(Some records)
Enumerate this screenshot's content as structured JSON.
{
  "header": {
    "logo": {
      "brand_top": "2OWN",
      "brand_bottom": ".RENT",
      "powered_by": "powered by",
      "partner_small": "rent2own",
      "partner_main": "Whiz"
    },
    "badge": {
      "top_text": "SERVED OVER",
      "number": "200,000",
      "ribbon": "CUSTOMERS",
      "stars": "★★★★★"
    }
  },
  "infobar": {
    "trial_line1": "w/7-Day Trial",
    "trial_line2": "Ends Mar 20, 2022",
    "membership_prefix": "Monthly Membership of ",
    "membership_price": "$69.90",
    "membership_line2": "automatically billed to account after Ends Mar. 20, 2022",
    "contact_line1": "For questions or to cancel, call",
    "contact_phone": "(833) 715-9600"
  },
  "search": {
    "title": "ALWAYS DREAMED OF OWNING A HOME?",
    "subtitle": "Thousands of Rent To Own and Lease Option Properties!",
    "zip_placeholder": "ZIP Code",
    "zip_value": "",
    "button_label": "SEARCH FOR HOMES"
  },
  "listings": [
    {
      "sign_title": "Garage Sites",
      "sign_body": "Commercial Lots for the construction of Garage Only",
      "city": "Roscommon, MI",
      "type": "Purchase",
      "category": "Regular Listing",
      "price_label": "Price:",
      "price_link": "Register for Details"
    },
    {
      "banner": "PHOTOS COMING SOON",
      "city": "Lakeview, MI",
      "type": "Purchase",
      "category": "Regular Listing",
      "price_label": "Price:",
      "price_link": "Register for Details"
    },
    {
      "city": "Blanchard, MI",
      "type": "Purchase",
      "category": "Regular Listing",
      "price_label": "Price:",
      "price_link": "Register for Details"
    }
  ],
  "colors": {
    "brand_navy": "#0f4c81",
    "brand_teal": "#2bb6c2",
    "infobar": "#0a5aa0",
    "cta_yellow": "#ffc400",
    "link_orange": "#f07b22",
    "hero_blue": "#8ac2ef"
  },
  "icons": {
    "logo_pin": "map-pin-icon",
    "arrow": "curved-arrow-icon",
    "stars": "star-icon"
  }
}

* [GOAL OF THE EXERCISE] Identify and extract each line of the listing that contains "Garage".

* [IN RESPONSE]
      "sign_title": "Garage Sites",
      "sign_body": "Commercial Lots for the construction of Garage Only",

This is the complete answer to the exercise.